# Problem to solve
All the data below goes into the copy word for word, but the pictures don't.

Records that describe figures

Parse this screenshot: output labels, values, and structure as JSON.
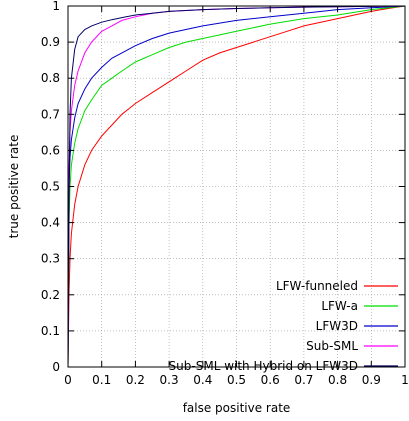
{
  "chart_data": {
    "type": "line",
    "xlabel": "false positive rate",
    "ylabel": "true positive rate",
    "xlim": [
      0,
      1
    ],
    "ylim": [
      0,
      1
    ],
    "x_ticks": [
      "0",
      "0.1",
      "0.2",
      "0.3",
      "0.4",
      "0.5",
      "0.6",
      "0.7",
      "0.8",
      "0.9",
      "1"
    ],
    "y_ticks": [
      "0",
      "0.1",
      "0.2",
      "0.3",
      "0.4",
      "0.5",
      "0.6",
      "0.7",
      "0.8",
      "0.9",
      "1"
    ],
    "grid": true,
    "legend_position": "bottom-right",
    "series": [
      {
        "name": "LFW-funneled",
        "color": "#ff0000",
        "x": [
          0,
          0.003,
          0.006,
          0.01,
          0.02,
          0.03,
          0.05,
          0.07,
          0.1,
          0.13,
          0.16,
          0.2,
          0.25,
          0.3,
          0.35,
          0.4,
          0.45,
          0.5,
          0.55,
          0.6,
          0.65,
          0.7,
          0.75,
          0.8,
          0.85,
          0.9,
          0.95,
          1.0
        ],
        "y": [
          0,
          0.2,
          0.3,
          0.37,
          0.45,
          0.5,
          0.56,
          0.6,
          0.64,
          0.67,
          0.7,
          0.73,
          0.76,
          0.79,
          0.82,
          0.85,
          0.87,
          0.885,
          0.9,
          0.915,
          0.93,
          0.945,
          0.955,
          0.965,
          0.975,
          0.985,
          0.993,
          1.0
        ]
      },
      {
        "name": "LFW-a",
        "color": "#00dd00",
        "x": [
          0,
          0.003,
          0.006,
          0.01,
          0.02,
          0.03,
          0.05,
          0.07,
          0.1,
          0.13,
          0.16,
          0.2,
          0.25,
          0.3,
          0.35,
          0.4,
          0.45,
          0.5,
          0.6,
          0.7,
          0.8,
          0.9,
          1.0
        ],
        "y": [
          0,
          0.4,
          0.5,
          0.56,
          0.62,
          0.66,
          0.71,
          0.74,
          0.78,
          0.8,
          0.82,
          0.845,
          0.865,
          0.885,
          0.9,
          0.91,
          0.92,
          0.93,
          0.95,
          0.965,
          0.975,
          0.99,
          1.0
        ]
      },
      {
        "name": "LFW3D",
        "color": "#0000cc",
        "x": [
          0,
          0.003,
          0.006,
          0.01,
          0.02,
          0.03,
          0.05,
          0.07,
          0.1,
          0.13,
          0.16,
          0.2,
          0.25,
          0.3,
          0.35,
          0.4,
          0.5,
          0.6,
          0.7,
          0.8,
          0.9,
          1.0
        ],
        "y": [
          0,
          0.5,
          0.58,
          0.63,
          0.69,
          0.73,
          0.77,
          0.8,
          0.83,
          0.855,
          0.87,
          0.89,
          0.91,
          0.925,
          0.935,
          0.945,
          0.96,
          0.97,
          0.98,
          0.99,
          0.995,
          1.0
        ]
      },
      {
        "name": "Sub-SML",
        "color": "#ff00ff",
        "x": [
          0,
          0.003,
          0.006,
          0.01,
          0.02,
          0.03,
          0.05,
          0.07,
          0.1,
          0.13,
          0.16,
          0.2,
          0.25,
          0.3,
          0.4,
          0.5,
          0.6,
          0.7,
          0.8,
          0.9,
          1.0
        ],
        "y": [
          0,
          0.55,
          0.65,
          0.71,
          0.78,
          0.82,
          0.87,
          0.9,
          0.93,
          0.945,
          0.96,
          0.97,
          0.98,
          0.985,
          0.99,
          0.993,
          0.995,
          0.997,
          0.998,
          0.999,
          1.0
        ]
      },
      {
        "name": "Sub-SML with Hybrid on LFW3D",
        "color": "#000066",
        "x": [
          0,
          0.003,
          0.006,
          0.01,
          0.02,
          0.03,
          0.05,
          0.07,
          0.1,
          0.13,
          0.16,
          0.2,
          0.25,
          0.3,
          0.4,
          0.5,
          0.6,
          0.7,
          0.8,
          0.9,
          1.0
        ],
        "y": [
          0,
          0.45,
          0.7,
          0.8,
          0.88,
          0.915,
          0.935,
          0.945,
          0.955,
          0.962,
          0.968,
          0.975,
          0.98,
          0.985,
          0.99,
          0.993,
          0.995,
          0.997,
          0.998,
          0.999,
          1.0
        ]
      }
    ]
  }
}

# Result
Parse this screenshot: output labels, values, and structure as JSON.
{
  "chart_data": {
    "type": "line",
    "xlabel": "false positive rate",
    "ylabel": "true positive rate",
    "xlim": [
      0,
      1
    ],
    "ylim": [
      0,
      1
    ],
    "x_ticks": [
      "0",
      "0.1",
      "0.2",
      "0.3",
      "0.4",
      "0.5",
      "0.6",
      "0.7",
      "0.8",
      "0.9",
      "1"
    ],
    "y_ticks": [
      "0",
      "0.1",
      "0.2",
      "0.3",
      "0.4",
      "0.5",
      "0.6",
      "0.7",
      "0.8",
      "0.9",
      "1"
    ],
    "grid": true,
    "legend_position": "bottom-right",
    "series": [
      {
        "name": "LFW-funneled",
        "color": "#ff0000",
        "x": [
          0,
          0.003,
          0.006,
          0.01,
          0.02,
          0.03,
          0.05,
          0.07,
          0.1,
          0.13,
          0.16,
          0.2,
          0.25,
          0.3,
          0.35,
          0.4,
          0.45,
          0.5,
          0.55,
          0.6,
          0.65,
          0.7,
          0.75,
          0.8,
          0.85,
          0.9,
          0.95,
          1.0
        ],
        "y": [
          0,
          0.2,
          0.3,
          0.37,
          0.45,
          0.5,
          0.56,
          0.6,
          0.64,
          0.67,
          0.7,
          0.73,
          0.76,
          0.79,
          0.82,
          0.85,
          0.87,
          0.885,
          0.9,
          0.915,
          0.93,
          0.945,
          0.955,
          0.965,
          0.975,
          0.985,
          0.993,
          1.0
        ]
      },
      {
        "name": "LFW-a",
        "color": "#00dd00",
        "x": [
          0,
          0.003,
          0.006,
          0.01,
          0.02,
          0.03,
          0.05,
          0.07,
          0.1,
          0.13,
          0.16,
          0.2,
          0.25,
          0.3,
          0.35,
          0.4,
          0.45,
          0.5,
          0.6,
          0.7,
          0.8,
          0.9,
          1.0
        ],
        "y": [
          0,
          0.4,
          0.5,
          0.56,
          0.62,
          0.66,
          0.71,
          0.74,
          0.78,
          0.8,
          0.82,
          0.845,
          0.865,
          0.885,
          0.9,
          0.91,
          0.92,
          0.93,
          0.95,
          0.965,
          0.975,
          0.99,
          1.0
        ]
      },
      {
        "name": "LFW3D",
        "color": "#0000cc",
        "x": [
          0,
          0.003,
          0.006,
          0.01,
          0.02,
          0.03,
          0.05,
          0.07,
          0.1,
          0.13,
          0.16,
          0.2,
          0.25,
          0.3,
          0.35,
          0.4,
          0.5,
          0.6,
          0.7,
          0.8,
          0.9,
          1.0
        ],
        "y": [
          0,
          0.5,
          0.58,
          0.63,
          0.69,
          0.73,
          0.77,
          0.8,
          0.83,
          0.855,
          0.87,
          0.89,
          0.91,
          0.925,
          0.935,
          0.945,
          0.96,
          0.97,
          0.98,
          0.99,
          0.995,
          1.0
        ]
      },
      {
        "name": "Sub-SML",
        "color": "#ff00ff",
        "x": [
          0,
          0.003,
          0.006,
          0.01,
          0.02,
          0.03,
          0.05,
          0.07,
          0.1,
          0.13,
          0.16,
          0.2,
          0.25,
          0.3,
          0.4,
          0.5,
          0.6,
          0.7,
          0.8,
          0.9,
          1.0
        ],
        "y": [
          0,
          0.55,
          0.65,
          0.71,
          0.78,
          0.82,
          0.87,
          0.9,
          0.93,
          0.945,
          0.96,
          0.97,
          0.98,
          0.985,
          0.99,
          0.993,
          0.995,
          0.997,
          0.998,
          0.999,
          1.0
        ]
      },
      {
        "name": "Sub-SML with Hybrid on LFW3D",
        "color": "#000066",
        "x": [
          0,
          0.003,
          0.006,
          0.01,
          0.02,
          0.03,
          0.05,
          0.07,
          0.1,
          0.13,
          0.16,
          0.2,
          0.25,
          0.3,
          0.4,
          0.5,
          0.6,
          0.7,
          0.8,
          0.9,
          1.0
        ],
        "y": [
          0,
          0.45,
          0.7,
          0.8,
          0.88,
          0.915,
          0.935,
          0.945,
          0.955,
          0.962,
          0.968,
          0.975,
          0.98,
          0.985,
          0.99,
          0.993,
          0.995,
          0.997,
          0.998,
          0.999,
          1.0
        ]
      }
    ]
  }
}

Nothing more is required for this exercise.